TASK OBJECTIVE: Faithfully return all lines, omitting every embedded picture.

EXERCISE MATERIALS:

+-------+

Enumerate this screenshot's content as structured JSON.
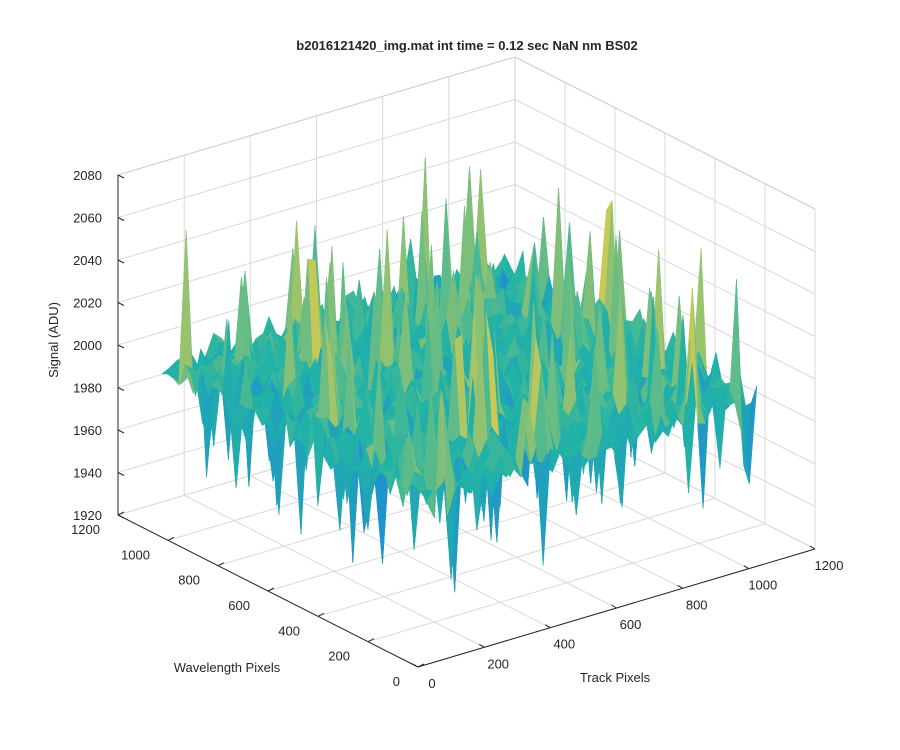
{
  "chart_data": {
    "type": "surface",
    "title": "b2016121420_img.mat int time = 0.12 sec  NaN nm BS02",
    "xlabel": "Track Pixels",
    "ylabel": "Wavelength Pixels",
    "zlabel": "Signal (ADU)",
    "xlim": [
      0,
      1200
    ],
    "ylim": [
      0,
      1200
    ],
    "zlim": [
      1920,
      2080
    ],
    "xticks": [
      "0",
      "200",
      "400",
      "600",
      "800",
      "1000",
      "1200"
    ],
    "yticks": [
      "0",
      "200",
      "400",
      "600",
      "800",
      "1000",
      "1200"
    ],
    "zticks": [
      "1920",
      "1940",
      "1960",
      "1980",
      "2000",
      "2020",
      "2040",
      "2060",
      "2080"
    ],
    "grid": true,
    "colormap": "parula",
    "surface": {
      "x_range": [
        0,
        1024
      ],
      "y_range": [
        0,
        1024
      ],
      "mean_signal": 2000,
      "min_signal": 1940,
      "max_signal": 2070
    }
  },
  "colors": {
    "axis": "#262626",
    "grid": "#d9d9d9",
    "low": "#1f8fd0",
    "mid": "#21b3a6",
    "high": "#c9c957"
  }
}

+-------+

EXERCISE RESPONSE:
Enumerate this screenshot's content as structured JSON.
{
  "chart_data": {
    "type": "surface",
    "title": "b2016121420_img.mat int time = 0.12 sec  NaN nm BS02",
    "xlabel": "Track Pixels",
    "ylabel": "Wavelength Pixels",
    "zlabel": "Signal (ADU)",
    "xlim": [
      0,
      1200
    ],
    "ylim": [
      0,
      1200
    ],
    "zlim": [
      1920,
      2080
    ],
    "xticks": [
      "0",
      "200",
      "400",
      "600",
      "800",
      "1000",
      "1200"
    ],
    "yticks": [
      "0",
      "200",
      "400",
      "600",
      "800",
      "1000",
      "1200"
    ],
    "zticks": [
      "1920",
      "1940",
      "1960",
      "1980",
      "2000",
      "2020",
      "2040",
      "2060",
      "2080"
    ],
    "grid": true,
    "colormap": "parula",
    "surface": {
      "x_range": [
        0,
        1024
      ],
      "y_range": [
        0,
        1024
      ],
      "mean_signal": 2000,
      "min_signal": 1940,
      "max_signal": 2070
    }
  },
  "colors": {
    "axis": "#262626",
    "grid": "#d9d9d9",
    "low": "#1f8fd0",
    "mid": "#21b3a6",
    "high": "#c9c957"
  }
}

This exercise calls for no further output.